### Entries from a dataset
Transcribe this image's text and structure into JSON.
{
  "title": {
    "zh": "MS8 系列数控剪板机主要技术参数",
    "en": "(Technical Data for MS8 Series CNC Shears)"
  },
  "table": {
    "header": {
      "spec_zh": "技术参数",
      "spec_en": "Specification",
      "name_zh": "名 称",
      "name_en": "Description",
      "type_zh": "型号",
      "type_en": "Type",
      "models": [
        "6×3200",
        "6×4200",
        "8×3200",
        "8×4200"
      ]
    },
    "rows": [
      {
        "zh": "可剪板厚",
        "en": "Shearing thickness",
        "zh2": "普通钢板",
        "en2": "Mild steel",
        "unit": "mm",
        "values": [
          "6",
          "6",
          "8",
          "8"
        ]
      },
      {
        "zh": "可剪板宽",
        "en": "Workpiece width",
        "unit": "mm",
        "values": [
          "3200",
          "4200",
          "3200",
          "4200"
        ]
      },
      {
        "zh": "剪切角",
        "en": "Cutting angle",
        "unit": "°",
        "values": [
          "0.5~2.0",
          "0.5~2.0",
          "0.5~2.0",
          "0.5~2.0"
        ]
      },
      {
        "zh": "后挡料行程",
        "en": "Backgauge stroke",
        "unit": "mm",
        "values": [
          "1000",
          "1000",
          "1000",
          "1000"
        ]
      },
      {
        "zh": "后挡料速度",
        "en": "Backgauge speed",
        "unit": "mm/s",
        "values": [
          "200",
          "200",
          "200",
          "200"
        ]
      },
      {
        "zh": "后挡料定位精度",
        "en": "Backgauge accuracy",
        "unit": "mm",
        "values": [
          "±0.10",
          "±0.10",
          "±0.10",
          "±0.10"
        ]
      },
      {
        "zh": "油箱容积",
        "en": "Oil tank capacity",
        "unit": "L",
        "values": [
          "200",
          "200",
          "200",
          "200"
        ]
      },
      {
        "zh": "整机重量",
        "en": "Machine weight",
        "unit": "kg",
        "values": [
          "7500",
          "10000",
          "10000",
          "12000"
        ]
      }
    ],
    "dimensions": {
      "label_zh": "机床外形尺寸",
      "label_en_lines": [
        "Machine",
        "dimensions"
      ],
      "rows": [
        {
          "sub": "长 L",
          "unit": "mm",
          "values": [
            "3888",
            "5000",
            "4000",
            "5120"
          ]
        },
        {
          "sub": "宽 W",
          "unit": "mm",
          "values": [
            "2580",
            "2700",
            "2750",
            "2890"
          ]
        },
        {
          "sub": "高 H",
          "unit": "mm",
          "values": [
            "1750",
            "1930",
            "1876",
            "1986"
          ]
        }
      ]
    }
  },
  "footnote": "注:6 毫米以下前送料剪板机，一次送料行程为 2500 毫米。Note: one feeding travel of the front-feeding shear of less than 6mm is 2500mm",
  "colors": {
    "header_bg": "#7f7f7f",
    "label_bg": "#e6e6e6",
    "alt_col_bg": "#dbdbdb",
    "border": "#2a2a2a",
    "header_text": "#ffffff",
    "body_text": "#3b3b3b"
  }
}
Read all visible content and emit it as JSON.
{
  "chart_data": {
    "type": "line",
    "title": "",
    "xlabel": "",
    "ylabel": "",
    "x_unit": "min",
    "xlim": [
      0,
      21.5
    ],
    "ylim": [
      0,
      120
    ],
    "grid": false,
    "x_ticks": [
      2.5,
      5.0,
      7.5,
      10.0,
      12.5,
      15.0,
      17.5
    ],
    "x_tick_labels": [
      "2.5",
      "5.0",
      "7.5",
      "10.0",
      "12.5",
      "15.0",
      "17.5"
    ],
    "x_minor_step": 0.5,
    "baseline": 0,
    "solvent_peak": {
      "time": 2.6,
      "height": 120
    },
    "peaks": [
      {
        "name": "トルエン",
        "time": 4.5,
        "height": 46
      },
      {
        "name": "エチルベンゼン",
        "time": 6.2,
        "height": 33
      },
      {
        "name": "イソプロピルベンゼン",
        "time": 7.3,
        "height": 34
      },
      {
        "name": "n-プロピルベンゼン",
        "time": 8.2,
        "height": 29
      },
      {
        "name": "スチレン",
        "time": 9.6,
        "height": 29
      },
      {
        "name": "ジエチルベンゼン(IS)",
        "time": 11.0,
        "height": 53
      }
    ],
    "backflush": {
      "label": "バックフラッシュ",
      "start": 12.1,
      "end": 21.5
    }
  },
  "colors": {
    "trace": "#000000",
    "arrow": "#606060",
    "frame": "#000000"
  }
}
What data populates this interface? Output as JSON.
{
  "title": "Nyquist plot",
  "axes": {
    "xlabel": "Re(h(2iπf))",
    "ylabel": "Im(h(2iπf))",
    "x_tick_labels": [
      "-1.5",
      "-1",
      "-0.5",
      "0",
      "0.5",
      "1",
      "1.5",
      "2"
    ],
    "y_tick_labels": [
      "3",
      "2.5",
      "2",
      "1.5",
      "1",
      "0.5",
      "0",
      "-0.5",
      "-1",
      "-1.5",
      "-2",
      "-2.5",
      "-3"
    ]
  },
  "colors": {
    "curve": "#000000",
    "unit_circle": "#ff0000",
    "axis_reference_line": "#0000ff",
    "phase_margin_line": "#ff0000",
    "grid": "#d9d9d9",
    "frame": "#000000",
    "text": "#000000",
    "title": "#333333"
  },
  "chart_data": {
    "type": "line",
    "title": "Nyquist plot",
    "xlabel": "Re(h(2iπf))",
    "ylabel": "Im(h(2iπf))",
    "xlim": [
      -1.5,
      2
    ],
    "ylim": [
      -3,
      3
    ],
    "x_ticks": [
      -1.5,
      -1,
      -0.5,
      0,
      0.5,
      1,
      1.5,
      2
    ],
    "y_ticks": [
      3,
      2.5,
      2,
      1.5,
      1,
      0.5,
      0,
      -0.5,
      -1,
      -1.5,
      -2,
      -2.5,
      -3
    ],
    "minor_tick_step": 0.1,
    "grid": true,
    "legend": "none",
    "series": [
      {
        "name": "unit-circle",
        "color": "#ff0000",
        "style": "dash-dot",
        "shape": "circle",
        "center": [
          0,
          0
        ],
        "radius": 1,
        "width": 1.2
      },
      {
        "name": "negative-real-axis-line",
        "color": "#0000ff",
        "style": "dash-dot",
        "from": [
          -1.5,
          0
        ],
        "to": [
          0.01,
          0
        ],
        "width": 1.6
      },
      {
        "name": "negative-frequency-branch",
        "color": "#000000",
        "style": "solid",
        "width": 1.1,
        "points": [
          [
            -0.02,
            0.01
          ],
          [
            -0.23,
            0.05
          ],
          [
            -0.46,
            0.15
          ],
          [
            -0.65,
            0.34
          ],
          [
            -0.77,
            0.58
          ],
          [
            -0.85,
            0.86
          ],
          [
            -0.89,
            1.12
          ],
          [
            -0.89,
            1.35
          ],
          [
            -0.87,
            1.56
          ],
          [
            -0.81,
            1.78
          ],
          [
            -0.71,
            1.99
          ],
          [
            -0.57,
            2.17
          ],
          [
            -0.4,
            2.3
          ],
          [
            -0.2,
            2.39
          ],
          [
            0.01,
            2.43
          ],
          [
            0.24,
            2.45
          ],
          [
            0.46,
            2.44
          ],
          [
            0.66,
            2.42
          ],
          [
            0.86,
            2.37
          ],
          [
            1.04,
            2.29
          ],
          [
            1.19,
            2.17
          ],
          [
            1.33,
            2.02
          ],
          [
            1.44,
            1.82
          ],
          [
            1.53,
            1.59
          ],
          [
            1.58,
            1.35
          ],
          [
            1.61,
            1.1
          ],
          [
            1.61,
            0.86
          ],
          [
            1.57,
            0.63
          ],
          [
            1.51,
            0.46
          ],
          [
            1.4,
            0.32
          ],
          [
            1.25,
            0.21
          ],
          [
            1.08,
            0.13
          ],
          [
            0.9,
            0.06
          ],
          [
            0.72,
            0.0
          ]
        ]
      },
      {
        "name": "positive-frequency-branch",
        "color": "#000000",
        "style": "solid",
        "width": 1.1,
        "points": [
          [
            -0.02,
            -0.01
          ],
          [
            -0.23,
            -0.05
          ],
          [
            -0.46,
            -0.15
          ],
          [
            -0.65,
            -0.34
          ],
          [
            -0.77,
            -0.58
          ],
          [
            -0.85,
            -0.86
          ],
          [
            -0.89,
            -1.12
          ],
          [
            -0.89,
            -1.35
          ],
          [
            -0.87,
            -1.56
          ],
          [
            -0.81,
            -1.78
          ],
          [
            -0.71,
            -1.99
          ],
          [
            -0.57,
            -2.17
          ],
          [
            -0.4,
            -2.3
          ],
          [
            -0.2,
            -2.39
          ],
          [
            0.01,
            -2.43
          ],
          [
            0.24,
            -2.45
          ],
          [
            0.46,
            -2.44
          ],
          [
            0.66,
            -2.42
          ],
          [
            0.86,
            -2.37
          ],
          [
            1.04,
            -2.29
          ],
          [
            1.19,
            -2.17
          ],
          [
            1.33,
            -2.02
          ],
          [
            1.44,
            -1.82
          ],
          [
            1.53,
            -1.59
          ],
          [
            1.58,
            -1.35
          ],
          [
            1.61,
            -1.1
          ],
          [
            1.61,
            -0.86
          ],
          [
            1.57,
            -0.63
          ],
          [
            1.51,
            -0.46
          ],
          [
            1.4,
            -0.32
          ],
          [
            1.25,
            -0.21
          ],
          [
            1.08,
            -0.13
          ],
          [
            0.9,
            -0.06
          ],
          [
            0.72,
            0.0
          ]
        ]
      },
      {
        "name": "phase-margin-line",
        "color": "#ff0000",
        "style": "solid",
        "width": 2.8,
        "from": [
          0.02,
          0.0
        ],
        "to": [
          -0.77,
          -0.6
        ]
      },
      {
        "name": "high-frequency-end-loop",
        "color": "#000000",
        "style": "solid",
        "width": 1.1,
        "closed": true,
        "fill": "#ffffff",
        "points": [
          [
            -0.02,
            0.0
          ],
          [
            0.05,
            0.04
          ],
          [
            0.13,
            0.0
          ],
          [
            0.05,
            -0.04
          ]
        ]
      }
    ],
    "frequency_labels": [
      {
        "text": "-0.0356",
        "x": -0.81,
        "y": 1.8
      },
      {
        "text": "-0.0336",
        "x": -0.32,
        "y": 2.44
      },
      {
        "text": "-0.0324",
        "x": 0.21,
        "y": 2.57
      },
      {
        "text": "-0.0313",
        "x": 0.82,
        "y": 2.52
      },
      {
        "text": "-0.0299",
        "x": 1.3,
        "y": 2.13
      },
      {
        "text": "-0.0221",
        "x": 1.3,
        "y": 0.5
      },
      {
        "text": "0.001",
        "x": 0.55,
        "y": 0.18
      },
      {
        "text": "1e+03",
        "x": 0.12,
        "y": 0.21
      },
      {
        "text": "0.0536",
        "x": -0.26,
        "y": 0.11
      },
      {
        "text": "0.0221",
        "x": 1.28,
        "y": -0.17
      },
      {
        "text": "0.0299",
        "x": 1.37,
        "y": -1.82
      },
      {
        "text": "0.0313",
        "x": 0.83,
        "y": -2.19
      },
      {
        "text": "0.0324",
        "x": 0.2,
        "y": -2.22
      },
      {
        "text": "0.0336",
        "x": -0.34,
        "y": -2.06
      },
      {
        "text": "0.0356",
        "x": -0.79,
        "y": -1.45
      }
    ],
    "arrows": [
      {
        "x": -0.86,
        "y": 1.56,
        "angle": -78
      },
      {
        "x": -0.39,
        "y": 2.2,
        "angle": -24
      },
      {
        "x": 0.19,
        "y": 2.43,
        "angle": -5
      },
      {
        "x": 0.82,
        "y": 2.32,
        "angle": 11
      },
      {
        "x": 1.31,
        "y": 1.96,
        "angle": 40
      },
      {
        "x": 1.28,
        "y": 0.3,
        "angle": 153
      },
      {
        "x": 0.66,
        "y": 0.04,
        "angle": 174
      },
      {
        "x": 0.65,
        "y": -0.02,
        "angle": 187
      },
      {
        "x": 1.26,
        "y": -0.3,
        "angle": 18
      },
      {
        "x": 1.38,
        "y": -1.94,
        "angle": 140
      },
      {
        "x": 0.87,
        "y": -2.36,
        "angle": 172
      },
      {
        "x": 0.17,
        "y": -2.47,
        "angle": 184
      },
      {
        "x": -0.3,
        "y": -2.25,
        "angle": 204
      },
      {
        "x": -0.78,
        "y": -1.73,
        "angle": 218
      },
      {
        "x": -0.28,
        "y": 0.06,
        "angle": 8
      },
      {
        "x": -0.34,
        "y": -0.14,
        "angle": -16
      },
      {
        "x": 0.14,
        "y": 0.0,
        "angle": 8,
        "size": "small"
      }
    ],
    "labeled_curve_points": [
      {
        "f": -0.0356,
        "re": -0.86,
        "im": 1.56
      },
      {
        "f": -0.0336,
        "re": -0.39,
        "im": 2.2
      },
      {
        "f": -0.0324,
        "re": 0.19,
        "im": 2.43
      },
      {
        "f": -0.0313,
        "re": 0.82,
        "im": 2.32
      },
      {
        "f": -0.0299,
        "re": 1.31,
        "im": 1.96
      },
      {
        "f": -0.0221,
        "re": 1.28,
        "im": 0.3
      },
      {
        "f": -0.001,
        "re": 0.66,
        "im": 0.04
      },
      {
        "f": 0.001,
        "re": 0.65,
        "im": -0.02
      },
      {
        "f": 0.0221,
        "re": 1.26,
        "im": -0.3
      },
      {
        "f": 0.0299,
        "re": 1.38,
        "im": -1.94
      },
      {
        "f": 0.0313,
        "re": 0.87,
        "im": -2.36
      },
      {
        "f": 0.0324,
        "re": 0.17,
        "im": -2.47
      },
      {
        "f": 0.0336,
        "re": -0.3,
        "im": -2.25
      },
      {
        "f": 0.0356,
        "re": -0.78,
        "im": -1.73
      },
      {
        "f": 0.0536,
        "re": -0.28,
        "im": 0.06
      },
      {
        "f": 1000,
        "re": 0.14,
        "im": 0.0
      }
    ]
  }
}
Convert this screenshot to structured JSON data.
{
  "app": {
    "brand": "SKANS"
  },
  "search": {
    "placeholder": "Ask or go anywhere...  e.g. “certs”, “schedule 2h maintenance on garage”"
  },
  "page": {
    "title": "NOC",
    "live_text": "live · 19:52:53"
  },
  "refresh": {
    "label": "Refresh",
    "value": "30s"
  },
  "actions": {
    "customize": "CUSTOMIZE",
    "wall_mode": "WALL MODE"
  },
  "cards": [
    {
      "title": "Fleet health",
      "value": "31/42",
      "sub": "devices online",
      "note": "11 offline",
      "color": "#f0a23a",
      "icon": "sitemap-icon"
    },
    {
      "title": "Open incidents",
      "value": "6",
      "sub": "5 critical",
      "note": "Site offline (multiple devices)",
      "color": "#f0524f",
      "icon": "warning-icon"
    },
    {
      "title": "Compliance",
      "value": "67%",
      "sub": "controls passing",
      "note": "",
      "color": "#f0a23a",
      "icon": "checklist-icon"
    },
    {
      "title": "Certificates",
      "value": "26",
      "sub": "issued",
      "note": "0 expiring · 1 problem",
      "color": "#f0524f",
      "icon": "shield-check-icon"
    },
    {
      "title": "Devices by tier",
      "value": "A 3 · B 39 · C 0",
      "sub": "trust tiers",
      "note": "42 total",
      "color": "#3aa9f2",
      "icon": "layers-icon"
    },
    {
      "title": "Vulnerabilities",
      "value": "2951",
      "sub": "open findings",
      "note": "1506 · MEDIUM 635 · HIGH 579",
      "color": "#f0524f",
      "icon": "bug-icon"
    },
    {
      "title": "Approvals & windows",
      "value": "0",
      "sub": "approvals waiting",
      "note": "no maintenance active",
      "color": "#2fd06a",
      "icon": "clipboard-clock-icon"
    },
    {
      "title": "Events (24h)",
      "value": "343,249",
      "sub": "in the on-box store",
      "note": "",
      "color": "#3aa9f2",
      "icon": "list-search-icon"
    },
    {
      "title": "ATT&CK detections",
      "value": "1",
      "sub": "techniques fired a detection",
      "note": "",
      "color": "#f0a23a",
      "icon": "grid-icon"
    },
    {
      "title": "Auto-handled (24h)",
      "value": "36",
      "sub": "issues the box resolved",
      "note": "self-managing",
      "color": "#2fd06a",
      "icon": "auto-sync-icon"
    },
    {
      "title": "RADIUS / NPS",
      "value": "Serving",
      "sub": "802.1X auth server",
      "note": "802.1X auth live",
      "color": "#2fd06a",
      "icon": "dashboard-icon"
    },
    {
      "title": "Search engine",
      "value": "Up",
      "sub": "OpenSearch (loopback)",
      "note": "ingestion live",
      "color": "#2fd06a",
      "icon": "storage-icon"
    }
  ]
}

### Problem statement
Using the records above, copy every line that has the word "maintenance" in it.

### Exercise result
    "placeholder": "Ask or go anywhere...  e.g. “certs”, “schedule 2h maintenance on garage”"
      "note": "no maintenance active",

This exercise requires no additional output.